*DATASET CONTENT*.
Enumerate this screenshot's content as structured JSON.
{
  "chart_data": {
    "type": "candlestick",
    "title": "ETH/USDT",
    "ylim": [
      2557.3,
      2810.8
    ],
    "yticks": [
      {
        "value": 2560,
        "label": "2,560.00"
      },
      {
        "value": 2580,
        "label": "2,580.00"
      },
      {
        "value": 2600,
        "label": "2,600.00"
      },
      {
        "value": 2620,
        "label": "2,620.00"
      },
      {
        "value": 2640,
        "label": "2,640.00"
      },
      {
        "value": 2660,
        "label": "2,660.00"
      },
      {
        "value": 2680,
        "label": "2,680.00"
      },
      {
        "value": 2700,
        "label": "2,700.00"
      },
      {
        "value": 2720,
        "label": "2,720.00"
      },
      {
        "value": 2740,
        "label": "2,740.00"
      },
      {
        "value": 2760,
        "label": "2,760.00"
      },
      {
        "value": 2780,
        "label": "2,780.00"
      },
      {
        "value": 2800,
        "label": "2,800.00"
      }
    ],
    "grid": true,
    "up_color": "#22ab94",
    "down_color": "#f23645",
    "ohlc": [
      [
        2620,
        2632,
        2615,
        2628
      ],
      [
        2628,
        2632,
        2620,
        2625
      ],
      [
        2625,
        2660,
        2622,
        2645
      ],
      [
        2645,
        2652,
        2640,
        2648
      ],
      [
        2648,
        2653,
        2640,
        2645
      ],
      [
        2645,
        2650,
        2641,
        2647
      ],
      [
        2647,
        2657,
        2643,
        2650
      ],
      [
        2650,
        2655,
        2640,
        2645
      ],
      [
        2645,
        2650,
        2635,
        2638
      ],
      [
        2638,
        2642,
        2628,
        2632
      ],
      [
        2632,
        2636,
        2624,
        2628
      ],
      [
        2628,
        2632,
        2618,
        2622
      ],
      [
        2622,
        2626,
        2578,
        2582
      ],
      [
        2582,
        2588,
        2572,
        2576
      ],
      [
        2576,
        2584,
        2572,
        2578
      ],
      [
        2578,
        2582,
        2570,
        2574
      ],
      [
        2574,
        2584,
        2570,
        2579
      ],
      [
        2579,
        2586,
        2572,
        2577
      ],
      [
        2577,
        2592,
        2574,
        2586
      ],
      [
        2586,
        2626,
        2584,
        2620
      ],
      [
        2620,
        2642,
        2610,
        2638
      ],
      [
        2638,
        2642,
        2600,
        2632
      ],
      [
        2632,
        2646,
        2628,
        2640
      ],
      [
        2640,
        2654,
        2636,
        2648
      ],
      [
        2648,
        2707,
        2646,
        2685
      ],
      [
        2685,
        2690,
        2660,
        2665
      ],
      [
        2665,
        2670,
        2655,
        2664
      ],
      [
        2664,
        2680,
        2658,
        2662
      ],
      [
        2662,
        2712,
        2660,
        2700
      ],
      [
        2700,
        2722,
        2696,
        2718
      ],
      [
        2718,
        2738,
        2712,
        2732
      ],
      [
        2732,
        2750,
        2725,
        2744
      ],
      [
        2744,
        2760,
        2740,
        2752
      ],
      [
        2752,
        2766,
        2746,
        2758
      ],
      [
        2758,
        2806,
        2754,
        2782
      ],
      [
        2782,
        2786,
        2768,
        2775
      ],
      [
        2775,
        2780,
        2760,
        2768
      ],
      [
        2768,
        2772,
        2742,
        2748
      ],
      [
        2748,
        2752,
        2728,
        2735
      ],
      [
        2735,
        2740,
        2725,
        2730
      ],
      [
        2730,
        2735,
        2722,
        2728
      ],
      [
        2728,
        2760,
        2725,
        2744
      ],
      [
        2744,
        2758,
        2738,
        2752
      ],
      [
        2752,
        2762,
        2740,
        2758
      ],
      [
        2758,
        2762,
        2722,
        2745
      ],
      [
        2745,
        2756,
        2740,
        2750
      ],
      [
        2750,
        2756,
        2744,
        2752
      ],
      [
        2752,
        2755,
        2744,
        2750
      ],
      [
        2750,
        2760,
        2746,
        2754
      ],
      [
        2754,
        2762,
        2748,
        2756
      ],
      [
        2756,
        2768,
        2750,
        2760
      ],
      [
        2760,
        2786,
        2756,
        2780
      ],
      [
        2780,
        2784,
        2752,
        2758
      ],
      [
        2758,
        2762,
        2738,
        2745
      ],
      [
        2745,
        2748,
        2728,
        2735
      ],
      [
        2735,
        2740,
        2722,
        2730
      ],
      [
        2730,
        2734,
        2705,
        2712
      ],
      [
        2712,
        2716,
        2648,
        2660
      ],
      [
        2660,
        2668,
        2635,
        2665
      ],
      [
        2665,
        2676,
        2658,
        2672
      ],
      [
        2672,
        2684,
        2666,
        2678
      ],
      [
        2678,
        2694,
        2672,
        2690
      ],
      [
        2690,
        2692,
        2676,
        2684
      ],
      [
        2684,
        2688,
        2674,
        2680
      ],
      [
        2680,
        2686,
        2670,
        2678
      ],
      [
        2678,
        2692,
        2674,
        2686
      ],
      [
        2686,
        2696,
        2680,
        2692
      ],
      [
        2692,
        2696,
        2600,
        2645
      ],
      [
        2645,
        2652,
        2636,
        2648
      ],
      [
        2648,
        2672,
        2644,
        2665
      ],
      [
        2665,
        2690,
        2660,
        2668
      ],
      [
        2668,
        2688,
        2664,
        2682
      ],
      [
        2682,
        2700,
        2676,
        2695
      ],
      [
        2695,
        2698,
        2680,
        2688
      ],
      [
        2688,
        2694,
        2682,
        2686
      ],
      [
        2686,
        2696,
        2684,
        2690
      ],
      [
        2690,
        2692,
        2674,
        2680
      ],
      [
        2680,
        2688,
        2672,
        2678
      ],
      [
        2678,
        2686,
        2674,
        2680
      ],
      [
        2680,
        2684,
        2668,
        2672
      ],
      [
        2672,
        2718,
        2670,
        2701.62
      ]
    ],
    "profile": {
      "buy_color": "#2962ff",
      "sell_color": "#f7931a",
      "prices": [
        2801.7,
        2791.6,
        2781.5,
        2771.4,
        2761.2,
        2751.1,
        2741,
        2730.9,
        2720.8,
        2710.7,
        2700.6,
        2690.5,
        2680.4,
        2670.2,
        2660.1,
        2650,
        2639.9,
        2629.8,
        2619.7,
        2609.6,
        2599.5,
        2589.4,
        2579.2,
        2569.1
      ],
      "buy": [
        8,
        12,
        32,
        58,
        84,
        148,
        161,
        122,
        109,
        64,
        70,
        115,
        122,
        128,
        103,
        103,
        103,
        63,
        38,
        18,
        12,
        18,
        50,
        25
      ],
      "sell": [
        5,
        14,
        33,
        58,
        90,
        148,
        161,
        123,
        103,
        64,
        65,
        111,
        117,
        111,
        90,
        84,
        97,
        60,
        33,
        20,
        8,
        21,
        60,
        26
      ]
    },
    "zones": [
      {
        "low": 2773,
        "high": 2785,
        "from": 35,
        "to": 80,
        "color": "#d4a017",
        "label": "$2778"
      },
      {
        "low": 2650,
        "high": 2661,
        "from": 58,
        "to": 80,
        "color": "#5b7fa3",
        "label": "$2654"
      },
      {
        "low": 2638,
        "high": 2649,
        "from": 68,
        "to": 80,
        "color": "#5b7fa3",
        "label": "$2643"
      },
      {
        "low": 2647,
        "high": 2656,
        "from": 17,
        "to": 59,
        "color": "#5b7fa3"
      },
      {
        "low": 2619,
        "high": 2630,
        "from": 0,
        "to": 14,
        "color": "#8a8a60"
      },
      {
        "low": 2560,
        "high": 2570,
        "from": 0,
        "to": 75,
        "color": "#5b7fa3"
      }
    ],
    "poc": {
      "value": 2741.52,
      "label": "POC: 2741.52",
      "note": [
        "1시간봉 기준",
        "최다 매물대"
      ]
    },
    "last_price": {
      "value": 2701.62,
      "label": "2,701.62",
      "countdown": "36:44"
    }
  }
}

*WHAT YOU ARE ASKED TO DO*. Locate the word "from" in the data above. Copy every line carrying it.

*SOLUTION TO THE EXERCISE*.
        "from": 35,
        "from": 58,
        "from": 68,
        "from": 17,
        "from": 0,
        "from": 0,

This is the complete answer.